**What to do**
Scan the listing below. Report each line that includes "Henry".

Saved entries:

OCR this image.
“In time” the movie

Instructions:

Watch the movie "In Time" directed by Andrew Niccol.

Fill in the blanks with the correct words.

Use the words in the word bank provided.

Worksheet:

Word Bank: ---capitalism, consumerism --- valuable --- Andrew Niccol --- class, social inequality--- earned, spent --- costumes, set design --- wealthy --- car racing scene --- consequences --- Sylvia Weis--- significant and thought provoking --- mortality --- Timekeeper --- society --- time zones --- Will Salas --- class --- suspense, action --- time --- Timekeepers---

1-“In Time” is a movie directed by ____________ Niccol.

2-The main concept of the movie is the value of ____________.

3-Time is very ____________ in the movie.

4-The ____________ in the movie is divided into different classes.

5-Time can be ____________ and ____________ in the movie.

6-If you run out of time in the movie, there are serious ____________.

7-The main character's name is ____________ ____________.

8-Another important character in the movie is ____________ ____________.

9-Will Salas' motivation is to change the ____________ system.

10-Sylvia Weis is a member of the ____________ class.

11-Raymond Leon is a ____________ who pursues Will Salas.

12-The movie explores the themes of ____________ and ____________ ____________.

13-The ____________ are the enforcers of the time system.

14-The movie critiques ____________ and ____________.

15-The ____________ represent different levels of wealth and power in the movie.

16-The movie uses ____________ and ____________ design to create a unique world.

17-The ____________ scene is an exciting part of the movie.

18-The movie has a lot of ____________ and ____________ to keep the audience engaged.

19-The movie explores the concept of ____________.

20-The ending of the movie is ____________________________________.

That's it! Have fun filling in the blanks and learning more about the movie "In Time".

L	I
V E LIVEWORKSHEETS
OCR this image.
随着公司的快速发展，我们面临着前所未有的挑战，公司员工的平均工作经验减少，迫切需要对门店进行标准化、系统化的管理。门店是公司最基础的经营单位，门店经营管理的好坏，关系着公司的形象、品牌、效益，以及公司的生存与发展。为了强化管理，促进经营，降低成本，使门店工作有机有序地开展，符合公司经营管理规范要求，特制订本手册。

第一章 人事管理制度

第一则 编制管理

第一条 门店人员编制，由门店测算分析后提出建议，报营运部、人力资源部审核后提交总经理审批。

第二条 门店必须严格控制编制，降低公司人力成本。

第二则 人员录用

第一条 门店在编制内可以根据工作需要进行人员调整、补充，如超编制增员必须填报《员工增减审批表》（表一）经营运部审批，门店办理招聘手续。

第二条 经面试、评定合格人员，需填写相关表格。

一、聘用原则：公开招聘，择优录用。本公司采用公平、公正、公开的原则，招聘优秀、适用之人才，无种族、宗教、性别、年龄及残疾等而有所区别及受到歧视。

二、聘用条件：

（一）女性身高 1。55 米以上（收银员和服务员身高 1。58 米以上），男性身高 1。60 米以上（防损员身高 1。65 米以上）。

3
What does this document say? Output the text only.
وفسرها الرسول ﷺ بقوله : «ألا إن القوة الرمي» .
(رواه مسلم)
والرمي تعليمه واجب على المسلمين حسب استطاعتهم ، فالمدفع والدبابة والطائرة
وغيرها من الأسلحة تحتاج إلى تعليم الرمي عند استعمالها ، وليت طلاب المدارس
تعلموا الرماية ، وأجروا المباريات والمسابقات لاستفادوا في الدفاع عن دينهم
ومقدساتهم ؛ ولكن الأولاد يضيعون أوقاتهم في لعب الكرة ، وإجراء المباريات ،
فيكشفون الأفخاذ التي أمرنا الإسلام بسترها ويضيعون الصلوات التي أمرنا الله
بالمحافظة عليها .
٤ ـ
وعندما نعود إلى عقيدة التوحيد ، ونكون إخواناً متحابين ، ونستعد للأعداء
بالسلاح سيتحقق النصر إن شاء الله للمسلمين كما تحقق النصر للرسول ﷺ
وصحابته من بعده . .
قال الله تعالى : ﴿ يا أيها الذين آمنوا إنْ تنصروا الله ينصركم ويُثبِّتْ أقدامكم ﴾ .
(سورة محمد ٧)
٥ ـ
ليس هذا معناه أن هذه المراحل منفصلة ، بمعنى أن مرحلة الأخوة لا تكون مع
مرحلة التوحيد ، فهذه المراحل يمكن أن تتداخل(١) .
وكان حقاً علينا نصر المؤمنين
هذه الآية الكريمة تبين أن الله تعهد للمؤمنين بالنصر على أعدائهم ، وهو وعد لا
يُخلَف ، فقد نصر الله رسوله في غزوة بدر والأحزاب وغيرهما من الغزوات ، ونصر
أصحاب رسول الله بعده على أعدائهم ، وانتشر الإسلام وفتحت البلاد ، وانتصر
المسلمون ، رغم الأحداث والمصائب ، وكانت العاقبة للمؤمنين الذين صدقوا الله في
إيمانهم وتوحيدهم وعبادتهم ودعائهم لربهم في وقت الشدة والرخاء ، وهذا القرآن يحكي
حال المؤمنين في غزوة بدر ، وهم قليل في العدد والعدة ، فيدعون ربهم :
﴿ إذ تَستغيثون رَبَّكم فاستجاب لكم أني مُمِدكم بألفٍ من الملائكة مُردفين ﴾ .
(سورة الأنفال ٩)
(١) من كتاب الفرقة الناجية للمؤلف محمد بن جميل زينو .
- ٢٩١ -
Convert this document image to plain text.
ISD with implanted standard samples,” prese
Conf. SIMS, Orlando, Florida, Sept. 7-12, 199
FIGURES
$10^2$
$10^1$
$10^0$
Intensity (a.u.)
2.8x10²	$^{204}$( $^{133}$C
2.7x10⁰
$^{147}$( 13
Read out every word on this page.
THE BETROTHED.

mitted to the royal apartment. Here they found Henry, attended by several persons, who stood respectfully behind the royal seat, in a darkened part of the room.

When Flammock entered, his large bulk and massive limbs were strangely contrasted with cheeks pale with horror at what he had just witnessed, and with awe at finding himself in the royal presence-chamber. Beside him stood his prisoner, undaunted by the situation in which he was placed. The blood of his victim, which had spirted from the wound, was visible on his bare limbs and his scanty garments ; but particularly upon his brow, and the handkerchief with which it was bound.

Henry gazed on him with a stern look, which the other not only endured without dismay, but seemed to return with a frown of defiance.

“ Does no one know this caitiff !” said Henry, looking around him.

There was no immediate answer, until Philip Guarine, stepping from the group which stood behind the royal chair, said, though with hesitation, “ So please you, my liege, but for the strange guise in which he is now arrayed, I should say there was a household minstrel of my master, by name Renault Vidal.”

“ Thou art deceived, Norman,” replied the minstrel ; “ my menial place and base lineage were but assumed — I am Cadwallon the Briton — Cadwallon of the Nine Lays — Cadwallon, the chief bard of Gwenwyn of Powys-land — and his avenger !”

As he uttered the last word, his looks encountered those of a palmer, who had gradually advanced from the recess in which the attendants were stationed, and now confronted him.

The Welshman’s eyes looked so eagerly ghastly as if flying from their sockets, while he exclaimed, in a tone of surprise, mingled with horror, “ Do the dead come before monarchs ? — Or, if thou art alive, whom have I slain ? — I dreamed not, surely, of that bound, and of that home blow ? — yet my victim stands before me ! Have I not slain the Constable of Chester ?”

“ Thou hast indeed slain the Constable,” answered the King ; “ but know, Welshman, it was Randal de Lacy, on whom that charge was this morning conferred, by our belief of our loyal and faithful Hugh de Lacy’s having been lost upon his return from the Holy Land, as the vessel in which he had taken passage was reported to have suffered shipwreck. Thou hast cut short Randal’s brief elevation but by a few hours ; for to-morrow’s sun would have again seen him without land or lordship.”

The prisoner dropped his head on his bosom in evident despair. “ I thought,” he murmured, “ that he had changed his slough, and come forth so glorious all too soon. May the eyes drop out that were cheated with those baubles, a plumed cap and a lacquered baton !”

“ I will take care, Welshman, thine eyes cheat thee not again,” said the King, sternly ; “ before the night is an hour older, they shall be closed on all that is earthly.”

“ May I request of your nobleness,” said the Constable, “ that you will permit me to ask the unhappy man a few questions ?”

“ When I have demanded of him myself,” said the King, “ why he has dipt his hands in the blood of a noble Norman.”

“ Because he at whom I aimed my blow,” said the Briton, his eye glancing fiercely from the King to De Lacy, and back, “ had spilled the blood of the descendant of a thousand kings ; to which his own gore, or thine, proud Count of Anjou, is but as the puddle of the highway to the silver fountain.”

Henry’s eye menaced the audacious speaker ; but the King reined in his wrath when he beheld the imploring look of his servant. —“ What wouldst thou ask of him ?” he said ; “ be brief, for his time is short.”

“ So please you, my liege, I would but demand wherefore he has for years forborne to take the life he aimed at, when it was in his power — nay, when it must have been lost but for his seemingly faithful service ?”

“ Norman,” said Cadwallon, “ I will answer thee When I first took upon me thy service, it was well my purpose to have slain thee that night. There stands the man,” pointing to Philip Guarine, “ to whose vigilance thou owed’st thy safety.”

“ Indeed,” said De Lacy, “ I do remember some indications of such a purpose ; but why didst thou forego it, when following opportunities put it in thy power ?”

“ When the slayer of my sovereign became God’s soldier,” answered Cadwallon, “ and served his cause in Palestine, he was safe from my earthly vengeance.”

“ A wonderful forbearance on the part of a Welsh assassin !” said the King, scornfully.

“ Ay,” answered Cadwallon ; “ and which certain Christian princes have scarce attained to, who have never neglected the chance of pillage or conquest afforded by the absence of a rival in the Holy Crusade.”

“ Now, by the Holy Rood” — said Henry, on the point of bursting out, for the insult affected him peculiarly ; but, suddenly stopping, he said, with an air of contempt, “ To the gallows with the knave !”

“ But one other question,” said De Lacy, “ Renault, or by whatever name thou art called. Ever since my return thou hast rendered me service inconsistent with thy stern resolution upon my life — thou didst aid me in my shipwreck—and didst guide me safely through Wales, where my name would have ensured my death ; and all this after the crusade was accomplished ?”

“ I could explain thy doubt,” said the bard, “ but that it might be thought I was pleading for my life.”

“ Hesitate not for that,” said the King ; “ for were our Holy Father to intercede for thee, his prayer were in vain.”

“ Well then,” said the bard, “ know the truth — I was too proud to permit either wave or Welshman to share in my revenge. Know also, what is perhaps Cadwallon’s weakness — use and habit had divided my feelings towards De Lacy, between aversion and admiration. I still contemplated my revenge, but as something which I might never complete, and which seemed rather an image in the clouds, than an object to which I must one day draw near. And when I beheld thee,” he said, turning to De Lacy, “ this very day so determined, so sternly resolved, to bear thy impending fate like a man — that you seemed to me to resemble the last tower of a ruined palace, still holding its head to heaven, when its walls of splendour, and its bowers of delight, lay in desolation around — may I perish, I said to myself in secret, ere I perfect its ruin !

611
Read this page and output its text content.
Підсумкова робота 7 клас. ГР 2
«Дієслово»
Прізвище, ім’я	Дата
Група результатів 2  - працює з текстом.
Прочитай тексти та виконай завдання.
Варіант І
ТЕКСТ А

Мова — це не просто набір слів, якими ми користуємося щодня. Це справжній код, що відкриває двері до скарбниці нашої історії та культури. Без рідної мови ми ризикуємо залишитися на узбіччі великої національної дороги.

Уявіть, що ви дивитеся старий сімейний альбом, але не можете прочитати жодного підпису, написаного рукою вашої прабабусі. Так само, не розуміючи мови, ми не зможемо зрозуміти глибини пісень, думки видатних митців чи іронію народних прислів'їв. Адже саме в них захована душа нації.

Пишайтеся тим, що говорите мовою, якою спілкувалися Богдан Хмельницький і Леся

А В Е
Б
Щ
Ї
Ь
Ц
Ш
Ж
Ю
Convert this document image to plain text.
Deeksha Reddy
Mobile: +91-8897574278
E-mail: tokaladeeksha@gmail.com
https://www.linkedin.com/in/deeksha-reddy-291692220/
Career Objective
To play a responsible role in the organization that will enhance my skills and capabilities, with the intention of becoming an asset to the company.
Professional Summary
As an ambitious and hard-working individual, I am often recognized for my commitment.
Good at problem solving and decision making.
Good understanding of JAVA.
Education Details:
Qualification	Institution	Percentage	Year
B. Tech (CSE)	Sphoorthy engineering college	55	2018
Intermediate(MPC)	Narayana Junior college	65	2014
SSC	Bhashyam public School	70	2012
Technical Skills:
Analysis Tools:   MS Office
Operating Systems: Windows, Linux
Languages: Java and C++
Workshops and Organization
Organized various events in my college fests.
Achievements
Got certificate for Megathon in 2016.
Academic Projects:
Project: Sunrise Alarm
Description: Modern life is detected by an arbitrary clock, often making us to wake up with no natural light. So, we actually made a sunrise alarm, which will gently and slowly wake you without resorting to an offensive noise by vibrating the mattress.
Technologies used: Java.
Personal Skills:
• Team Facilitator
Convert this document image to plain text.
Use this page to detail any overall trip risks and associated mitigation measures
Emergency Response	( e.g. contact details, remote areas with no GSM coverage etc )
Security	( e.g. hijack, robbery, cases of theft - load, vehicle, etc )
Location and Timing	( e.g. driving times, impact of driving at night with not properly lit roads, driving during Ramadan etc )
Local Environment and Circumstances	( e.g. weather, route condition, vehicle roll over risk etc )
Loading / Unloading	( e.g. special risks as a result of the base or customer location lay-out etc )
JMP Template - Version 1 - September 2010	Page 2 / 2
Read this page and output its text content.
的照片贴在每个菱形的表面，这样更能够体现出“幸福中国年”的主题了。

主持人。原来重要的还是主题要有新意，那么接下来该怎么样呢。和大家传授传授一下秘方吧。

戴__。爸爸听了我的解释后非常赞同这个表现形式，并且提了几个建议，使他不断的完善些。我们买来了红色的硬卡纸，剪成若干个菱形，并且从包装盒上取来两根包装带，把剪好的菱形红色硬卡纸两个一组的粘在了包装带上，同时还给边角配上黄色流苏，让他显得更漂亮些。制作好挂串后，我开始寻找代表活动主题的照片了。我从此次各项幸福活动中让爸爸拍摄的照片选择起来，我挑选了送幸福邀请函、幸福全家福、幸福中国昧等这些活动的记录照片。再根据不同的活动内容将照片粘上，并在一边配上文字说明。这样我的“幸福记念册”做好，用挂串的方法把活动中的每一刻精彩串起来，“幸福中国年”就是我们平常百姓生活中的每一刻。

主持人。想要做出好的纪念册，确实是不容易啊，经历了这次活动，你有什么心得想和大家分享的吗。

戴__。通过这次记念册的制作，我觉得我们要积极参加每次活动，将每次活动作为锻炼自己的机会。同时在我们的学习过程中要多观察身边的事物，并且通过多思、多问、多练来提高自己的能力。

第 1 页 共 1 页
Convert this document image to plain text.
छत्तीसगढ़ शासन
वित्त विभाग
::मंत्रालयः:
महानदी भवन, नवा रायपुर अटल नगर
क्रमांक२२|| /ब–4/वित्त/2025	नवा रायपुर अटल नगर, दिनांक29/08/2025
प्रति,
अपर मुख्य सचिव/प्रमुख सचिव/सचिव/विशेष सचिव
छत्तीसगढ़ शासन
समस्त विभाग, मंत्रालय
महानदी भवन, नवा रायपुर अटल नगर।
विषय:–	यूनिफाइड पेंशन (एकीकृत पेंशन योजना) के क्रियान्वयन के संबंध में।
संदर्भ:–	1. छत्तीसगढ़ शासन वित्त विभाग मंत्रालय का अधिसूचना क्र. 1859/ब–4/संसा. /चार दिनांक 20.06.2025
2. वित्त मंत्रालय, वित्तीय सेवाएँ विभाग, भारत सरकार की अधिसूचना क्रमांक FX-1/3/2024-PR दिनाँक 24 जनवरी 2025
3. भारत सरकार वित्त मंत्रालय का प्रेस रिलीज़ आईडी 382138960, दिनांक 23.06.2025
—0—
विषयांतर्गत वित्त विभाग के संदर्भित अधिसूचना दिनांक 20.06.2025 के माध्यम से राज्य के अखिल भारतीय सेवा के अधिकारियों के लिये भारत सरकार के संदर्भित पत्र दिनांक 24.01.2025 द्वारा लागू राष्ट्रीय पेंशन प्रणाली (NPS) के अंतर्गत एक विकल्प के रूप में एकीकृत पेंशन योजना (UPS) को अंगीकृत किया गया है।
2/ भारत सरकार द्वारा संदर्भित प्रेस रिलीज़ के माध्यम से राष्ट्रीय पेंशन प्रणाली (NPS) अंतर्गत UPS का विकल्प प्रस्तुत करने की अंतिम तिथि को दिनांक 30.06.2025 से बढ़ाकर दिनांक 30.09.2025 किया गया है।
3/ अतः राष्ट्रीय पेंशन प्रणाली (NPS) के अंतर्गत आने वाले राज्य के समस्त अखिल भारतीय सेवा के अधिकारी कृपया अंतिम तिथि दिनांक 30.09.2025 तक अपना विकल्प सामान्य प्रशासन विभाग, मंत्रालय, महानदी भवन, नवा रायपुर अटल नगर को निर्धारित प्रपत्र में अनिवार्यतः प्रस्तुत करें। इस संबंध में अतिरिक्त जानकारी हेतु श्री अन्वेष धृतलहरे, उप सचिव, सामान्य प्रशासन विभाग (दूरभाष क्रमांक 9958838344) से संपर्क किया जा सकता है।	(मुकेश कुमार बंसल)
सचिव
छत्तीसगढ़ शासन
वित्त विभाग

**Solution to this exercise**
mitted to the royal apartment. Here they found Henry, attended by several persons, who stood respectfully behind the royal seat, in a darkened part of the room.
Henry gazed on him with a stern look, which the other not only endured without dismay, but seemed to return with a frown of defiance.
“ Does no one know this caitiff !” said Henry, looking around him.
Henry’s eye menaced the audacious speaker ; but the King reined in his wrath when he beheld the imploring look of his servant. —“ What wouldst thou ask of him ?” he said ; “ be brief, for his time is short.”
“ Now, by the Holy Rood” — said Henry, on the point of bursting out, for the insult affected him peculiarly ; but, suddenly stopping, he said, with an air of contempt, “ To the gallows with the knave !”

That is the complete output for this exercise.